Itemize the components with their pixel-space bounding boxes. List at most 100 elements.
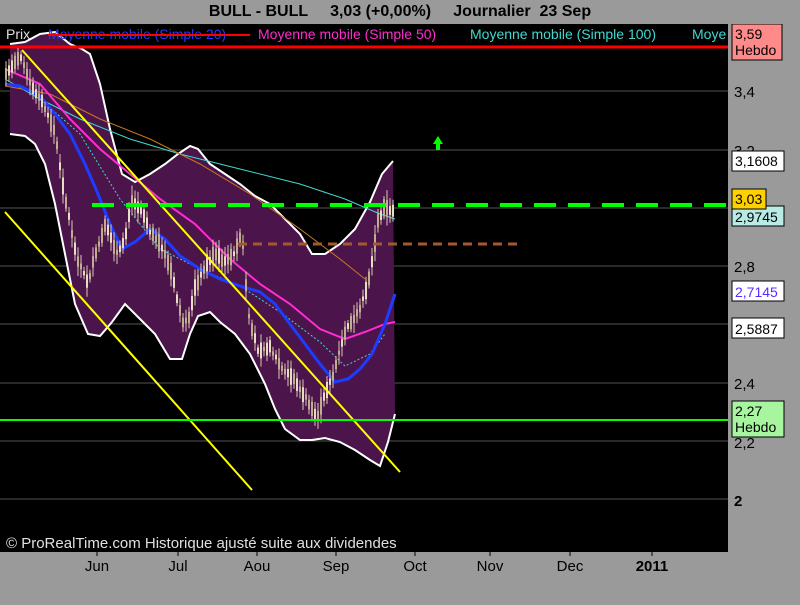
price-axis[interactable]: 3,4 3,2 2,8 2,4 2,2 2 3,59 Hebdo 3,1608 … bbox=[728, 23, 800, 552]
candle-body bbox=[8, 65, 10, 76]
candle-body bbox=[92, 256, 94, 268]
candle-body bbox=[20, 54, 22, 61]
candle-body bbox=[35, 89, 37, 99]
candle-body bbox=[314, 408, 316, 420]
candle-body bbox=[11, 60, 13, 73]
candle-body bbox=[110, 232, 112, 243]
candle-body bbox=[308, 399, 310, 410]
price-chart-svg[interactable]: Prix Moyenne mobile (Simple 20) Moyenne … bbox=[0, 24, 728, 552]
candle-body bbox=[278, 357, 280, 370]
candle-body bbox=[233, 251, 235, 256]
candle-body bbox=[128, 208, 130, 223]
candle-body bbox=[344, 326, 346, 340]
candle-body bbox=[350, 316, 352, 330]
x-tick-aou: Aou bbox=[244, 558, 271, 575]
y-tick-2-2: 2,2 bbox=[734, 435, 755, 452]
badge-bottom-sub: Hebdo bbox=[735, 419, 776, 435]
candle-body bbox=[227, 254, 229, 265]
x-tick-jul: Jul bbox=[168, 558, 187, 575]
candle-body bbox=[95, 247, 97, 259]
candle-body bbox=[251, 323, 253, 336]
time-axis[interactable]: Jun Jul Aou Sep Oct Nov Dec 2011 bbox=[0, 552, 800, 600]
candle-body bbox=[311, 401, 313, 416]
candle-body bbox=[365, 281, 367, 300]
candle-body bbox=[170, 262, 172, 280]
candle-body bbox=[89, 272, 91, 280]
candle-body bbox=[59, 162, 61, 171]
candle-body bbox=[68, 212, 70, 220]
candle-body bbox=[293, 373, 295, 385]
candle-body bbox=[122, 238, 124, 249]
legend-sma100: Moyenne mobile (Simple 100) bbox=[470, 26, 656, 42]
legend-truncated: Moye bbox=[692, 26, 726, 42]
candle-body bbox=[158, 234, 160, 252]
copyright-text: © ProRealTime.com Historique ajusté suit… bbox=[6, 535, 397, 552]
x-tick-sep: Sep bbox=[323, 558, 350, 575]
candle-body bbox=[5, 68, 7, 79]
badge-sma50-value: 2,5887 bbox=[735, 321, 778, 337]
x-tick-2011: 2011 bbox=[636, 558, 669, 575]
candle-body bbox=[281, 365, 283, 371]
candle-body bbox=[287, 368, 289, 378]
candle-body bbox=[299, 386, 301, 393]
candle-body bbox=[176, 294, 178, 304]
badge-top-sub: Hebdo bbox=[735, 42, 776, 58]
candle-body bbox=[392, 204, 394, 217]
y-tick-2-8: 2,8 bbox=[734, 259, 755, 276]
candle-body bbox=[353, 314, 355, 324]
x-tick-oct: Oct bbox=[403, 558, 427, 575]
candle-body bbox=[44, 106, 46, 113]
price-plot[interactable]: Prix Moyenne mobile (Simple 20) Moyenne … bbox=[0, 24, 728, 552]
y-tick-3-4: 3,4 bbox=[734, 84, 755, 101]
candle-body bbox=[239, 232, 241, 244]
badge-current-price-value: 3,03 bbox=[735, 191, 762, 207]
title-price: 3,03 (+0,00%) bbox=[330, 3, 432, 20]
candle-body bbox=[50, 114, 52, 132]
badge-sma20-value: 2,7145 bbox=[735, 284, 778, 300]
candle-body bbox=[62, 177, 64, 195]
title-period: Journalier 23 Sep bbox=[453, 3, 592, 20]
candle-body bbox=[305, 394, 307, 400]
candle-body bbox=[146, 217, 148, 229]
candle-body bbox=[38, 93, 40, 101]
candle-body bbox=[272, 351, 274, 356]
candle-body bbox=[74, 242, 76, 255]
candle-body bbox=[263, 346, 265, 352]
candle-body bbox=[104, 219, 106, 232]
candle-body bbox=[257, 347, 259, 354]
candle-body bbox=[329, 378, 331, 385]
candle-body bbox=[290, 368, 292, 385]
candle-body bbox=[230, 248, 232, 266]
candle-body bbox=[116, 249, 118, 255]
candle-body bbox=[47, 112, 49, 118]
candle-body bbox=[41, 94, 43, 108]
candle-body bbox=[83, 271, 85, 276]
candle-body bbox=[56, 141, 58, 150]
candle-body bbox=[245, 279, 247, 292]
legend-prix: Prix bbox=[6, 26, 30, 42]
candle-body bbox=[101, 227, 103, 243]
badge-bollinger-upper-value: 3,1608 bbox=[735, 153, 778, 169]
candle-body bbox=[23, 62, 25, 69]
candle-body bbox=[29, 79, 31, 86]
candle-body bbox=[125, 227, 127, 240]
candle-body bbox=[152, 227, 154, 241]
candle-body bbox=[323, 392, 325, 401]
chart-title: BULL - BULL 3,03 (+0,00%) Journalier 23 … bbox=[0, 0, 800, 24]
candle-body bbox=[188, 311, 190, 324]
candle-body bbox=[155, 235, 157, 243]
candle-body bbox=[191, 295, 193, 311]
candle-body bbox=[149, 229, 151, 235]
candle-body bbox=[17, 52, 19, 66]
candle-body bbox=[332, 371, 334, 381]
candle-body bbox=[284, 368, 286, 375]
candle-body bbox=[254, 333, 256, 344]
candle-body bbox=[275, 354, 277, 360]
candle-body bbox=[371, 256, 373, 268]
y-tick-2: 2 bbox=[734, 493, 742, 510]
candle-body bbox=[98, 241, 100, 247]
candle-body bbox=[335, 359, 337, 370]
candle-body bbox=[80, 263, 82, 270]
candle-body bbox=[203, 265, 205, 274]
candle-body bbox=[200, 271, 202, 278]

____________

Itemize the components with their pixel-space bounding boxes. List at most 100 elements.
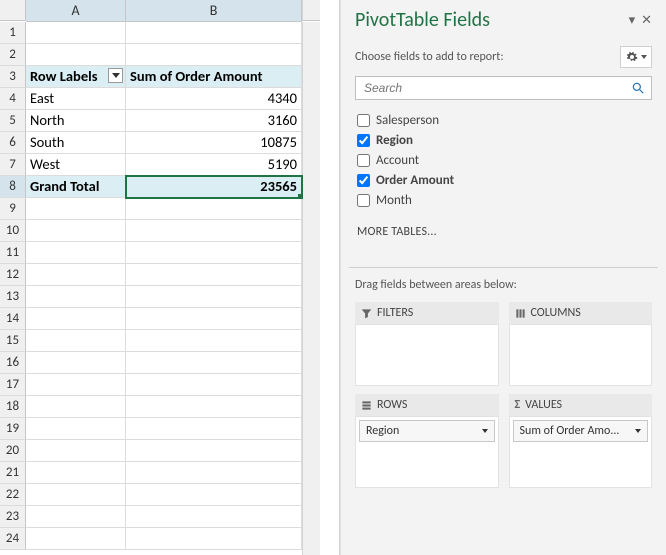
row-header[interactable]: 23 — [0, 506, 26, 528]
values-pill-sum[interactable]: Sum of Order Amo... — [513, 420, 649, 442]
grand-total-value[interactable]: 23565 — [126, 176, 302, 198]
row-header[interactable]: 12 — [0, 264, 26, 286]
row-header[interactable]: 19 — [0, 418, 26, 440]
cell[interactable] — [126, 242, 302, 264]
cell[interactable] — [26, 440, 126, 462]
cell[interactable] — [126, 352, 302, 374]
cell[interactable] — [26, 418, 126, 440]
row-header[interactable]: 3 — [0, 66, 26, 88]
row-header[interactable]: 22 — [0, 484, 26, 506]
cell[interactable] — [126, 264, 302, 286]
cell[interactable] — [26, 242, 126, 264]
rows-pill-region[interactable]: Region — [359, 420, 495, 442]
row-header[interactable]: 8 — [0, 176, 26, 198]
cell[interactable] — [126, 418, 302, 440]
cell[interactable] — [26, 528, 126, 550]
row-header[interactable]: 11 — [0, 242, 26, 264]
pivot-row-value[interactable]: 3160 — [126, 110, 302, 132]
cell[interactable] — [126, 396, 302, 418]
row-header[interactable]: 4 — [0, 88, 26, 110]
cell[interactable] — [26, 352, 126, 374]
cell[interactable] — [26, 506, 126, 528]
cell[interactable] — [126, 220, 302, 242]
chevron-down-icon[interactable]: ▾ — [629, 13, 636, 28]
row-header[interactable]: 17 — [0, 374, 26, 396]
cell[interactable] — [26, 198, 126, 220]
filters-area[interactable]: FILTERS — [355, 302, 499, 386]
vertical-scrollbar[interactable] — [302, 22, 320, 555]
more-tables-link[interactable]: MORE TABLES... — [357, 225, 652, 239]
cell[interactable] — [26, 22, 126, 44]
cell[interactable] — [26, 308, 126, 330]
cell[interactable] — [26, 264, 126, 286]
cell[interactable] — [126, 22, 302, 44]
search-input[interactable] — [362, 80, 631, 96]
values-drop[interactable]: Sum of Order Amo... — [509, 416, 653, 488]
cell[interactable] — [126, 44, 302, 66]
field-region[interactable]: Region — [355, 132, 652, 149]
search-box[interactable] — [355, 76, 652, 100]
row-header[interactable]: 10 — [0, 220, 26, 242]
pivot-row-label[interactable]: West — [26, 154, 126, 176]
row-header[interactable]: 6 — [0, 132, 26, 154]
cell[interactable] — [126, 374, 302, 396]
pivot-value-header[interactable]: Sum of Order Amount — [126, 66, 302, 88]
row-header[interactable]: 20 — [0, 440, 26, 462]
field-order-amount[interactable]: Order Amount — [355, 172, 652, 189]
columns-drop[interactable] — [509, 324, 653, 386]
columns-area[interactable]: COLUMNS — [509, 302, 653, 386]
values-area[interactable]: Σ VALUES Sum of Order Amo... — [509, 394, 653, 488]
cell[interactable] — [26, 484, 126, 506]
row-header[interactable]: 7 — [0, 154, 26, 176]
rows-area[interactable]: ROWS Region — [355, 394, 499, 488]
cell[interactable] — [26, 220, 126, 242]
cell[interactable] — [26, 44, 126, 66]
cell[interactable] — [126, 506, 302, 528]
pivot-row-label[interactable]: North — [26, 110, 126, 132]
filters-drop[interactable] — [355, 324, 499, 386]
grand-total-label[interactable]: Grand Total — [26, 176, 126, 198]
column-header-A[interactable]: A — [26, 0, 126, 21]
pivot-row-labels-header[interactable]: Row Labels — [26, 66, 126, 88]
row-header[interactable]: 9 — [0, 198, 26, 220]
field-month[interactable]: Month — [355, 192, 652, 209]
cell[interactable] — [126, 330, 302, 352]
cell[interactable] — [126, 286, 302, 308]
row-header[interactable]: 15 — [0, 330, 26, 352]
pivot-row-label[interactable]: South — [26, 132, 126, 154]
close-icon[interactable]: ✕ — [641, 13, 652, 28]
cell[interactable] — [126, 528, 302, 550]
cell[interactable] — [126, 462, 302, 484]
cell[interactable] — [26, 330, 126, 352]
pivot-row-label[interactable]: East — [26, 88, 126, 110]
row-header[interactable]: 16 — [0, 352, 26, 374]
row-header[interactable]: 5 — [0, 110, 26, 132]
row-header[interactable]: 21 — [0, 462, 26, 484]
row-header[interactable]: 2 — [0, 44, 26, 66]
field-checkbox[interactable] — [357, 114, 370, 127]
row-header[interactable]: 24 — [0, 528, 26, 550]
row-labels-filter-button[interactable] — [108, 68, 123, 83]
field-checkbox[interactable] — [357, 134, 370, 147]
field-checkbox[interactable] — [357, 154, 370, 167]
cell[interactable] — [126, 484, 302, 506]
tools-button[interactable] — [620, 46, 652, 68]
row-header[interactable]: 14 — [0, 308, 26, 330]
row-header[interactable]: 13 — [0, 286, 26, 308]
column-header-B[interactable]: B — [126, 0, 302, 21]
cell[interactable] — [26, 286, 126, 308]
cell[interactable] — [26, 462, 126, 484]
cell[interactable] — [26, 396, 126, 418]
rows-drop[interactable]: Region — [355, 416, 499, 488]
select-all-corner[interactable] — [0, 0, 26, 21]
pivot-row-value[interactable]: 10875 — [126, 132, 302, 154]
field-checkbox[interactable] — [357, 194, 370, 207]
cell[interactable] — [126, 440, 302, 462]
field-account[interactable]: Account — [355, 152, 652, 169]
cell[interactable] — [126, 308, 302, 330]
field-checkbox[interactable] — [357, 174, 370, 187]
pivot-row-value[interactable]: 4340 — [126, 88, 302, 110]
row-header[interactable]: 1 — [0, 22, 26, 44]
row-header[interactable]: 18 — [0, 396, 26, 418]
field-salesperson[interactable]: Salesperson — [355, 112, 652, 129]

____________

WORK TO BE COMPLETED | Copy out the listing lines verbatim, beginning at the line that contains "row-header[interactable]: 23 —" and stopping after the line that contains "cell[interactable] — [126, 418, 302, 440]".

FINAL RESULT |
row-header[interactable]: 23 — [0, 506, 26, 528]
values-pill-sum[interactable]: Sum of Order Amo... — [513, 420, 649, 442]
grand-total-value[interactable]: 23565 — [126, 176, 302, 198]
row-header[interactable]: 12 — [0, 264, 26, 286]
row-header[interactable]: 19 — [0, 418, 26, 440]
cell[interactable] — [126, 242, 302, 264]
cell[interactable] — [26, 440, 126, 462]
cell[interactable] — [126, 352, 302, 374]
cell[interactable] — [26, 418, 126, 440]
row-header[interactable]: 3 — [0, 66, 26, 88]
row-header[interactable]: 22 — [0, 484, 26, 506]
cell[interactable] — [126, 264, 302, 286]
cell[interactable] — [26, 242, 126, 264]
rows-pill-region[interactable]: Region — [359, 420, 495, 442]
row-header[interactable]: 8 — [0, 176, 26, 198]
cell[interactable] — [126, 418, 302, 440]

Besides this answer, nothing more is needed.